Go through the listing and copy every line word for word.

*Information shown*
start

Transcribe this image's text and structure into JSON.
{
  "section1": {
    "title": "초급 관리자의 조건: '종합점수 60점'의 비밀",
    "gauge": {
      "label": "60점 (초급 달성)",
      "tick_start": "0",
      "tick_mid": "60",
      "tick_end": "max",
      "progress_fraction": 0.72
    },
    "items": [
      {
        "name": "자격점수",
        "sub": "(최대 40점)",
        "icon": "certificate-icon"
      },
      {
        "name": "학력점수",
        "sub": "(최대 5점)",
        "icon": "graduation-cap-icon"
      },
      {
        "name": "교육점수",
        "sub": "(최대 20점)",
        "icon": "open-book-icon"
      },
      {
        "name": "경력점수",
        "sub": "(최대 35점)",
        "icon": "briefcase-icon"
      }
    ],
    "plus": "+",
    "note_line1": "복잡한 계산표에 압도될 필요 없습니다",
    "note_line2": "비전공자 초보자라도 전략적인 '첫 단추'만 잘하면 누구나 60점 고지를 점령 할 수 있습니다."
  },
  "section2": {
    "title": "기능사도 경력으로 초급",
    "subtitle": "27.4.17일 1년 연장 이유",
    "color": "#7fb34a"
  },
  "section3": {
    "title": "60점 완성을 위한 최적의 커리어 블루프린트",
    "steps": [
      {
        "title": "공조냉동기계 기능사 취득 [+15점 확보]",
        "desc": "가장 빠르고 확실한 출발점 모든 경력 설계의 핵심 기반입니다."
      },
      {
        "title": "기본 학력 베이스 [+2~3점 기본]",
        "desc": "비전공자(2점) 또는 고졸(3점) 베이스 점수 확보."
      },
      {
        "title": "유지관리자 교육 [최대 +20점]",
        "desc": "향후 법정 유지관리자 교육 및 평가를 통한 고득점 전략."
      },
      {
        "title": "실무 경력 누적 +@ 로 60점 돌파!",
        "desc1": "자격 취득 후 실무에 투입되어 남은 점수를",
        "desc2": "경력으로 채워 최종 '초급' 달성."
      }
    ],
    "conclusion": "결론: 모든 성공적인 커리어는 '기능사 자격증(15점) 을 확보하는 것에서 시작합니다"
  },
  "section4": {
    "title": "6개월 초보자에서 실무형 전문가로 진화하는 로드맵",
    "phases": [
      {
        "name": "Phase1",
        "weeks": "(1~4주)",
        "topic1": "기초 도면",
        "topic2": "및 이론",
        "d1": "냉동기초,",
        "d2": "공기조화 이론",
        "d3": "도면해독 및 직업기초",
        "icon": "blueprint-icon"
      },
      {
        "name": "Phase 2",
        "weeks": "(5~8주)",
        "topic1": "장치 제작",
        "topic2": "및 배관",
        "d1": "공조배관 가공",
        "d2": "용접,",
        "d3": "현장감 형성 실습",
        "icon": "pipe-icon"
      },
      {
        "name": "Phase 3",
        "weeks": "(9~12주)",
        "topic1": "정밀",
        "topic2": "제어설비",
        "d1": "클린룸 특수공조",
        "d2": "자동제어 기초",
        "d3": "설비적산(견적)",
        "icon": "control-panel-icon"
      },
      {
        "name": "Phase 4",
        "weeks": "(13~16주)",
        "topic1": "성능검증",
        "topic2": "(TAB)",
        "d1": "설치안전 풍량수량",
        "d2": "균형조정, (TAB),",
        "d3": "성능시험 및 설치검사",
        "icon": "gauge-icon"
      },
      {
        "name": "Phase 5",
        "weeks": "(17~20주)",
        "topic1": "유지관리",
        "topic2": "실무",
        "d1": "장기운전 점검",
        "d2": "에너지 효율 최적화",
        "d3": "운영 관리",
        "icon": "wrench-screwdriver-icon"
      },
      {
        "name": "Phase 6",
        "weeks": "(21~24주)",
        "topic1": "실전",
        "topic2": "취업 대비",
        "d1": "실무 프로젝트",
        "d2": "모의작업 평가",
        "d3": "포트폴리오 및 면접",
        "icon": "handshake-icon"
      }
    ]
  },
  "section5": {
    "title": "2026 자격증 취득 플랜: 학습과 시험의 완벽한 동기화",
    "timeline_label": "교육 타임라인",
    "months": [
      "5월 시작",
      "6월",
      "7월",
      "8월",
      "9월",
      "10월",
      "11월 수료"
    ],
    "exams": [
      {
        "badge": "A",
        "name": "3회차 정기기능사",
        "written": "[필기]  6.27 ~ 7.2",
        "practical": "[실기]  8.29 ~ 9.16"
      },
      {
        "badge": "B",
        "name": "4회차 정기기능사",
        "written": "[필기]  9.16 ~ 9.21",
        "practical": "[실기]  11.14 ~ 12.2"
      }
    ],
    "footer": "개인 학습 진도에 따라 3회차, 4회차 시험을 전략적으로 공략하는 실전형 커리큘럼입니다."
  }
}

end

*Final result*
Transcribe this image's text and structure into JSON.
{
  "section1": {
    "title": "초급 관리자의 조건: '종합점수 60점'의 비밀",
    "gauge": {
      "label": "60점 (초급 달성)",
      "tick_start": "0",
      "tick_mid": "60",
      "tick_end": "max",
      "progress_fraction": 0.72
    },
    "items": [
      {
        "name": "자격점수",
        "sub": "(최대 40점)",
        "icon": "certificate-icon"
      },
      {
        "name": "학력점수",
        "sub": "(최대 5점)",
        "icon": "graduation-cap-icon"
      },
      {
        "name": "교육점수",
        "sub": "(최대 20점)",
        "icon": "open-book-icon"
      },
      {
        "name": "경력점수",
        "sub": "(최대 35점)",
        "icon": "briefcase-icon"
      }
    ],
    "plus": "+",
    "note_line1": "복잡한 계산표에 압도될 필요 없습니다",
    "note_line2": "비전공자 초보자라도 전략적인 '첫 단추'만 잘하면 누구나 60점 고지를 점령 할 수 있습니다."
  },
  "section2": {
    "title": "기능사도 경력으로 초급",
    "subtitle": "27.4.17일 1년 연장 이유",
    "color": "#7fb34a"
  },
  "section3": {
    "title": "60점 완성을 위한 최적의 커리어 블루프린트",
    "steps": [
      {
        "title": "공조냉동기계 기능사 취득 [+15점 확보]",
        "desc": "가장 빠르고 확실한 출발점 모든 경력 설계의 핵심 기반입니다."
      },
      {
        "title": "기본 학력 베이스 [+2~3점 기본]",
        "desc": "비전공자(2점) 또는 고졸(3점) 베이스 점수 확보."
      },
      {
        "title": "유지관리자 교육 [최대 +20점]",
        "desc": "향후 법정 유지관리자 교육 및 평가를 통한 고득점 전략."
      },
      {
        "title": "실무 경력 누적 +@ 로 60점 돌파!",
        "desc1": "자격 취득 후 실무에 투입되어 남은 점수를",
        "desc2": "경력으로 채워 최종 '초급' 달성."
      }
    ],
    "conclusion": "결론: 모든 성공적인 커리어는 '기능사 자격증(15점) 을 확보하는 것에서 시작합니다"
  },
  "section4": {
    "title": "6개월 초보자에서 실무형 전문가로 진화하는 로드맵",
    "phases": [
      {
        "name": "Phase1",
        "weeks": "(1~4주)",
        "topic1": "기초 도면",
        "topic2": "및 이론",
        "d1": "냉동기초,",
        "d2": "공기조화 이론",
        "d3": "도면해독 및 직업기초",
        "icon": "blueprint-icon"
      },
      {
        "name": "Phase 2",
        "weeks": "(5~8주)",
        "topic1": "장치 제작",
        "topic2": "및 배관",
        "d1": "공조배관 가공",
        "d2": "용접,",
        "d3": "현장감 형성 실습",
        "icon": "pipe-icon"
      },
      {
        "name": "Phase 3",
        "weeks": "(9~12주)",
        "topic1": "정밀",
        "topic2": "제어설비",
        "d1": "클린룸 특수공조",
        "d2": "자동제어 기초",
        "d3": "설비적산(견적)",
        "icon": "control-panel-icon"
      },
      {
        "name": "Phase 4",
        "weeks": "(13~16주)",
        "topic1": "성능검증",
        "topic2": "(TAB)",
        "d1": "설치안전 풍량수량",
        "d2": "균형조정, (TAB),",
        "d3": "성능시험 및 설치검사",
        "icon": "gauge-icon"
      },
      {
        "name": "Phase 5",
        "weeks": "(17~20주)",
        "topic1": "유지관리",
        "topic2": "실무",
        "d1": "장기운전 점검",
        "d2": "에너지 효율 최적화",
        "d3": "운영 관리",
        "icon": "wrench-screwdriver-icon"
      },
      {
        "name": "Phase 6",
        "weeks": "(21~24주)",
        "topic1": "실전",
        "topic2": "취업 대비",
        "d1": "실무 프로젝트",
        "d2": "모의작업 평가",
        "d3": "포트폴리오 및 면접",
        "icon": "handshake-icon"
      }
    ]
  },
  "section5": {
    "title": "2026 자격증 취득 플랜: 학습과 시험의 완벽한 동기화",
    "timeline_label": "교육 타임라인",
    "months": [
      "5월 시작",
      "6월",
      "7월",
      "8월",
      "9월",
      "10월",
      "11월 수료"
    ],
    "exams": [
      {
        "badge": "A",
        "name": "3회차 정기기능사",
        "written": "[필기]  6.27 ~ 7.2",
        "practical": "[실기]  8.29 ~ 9.16"
      },
      {
        "badge": "B",
        "name": "4회차 정기기능사",
        "written": "[필기]  9.16 ~ 9.21",
        "practical": "[실기]  11.14 ~ 12.2"
      }
    ],
    "footer": "개인 학습 진도에 따라 3회차, 4회차 시험을 전략적으로 공략하는 실전형 커리큘럼입니다."
  }
}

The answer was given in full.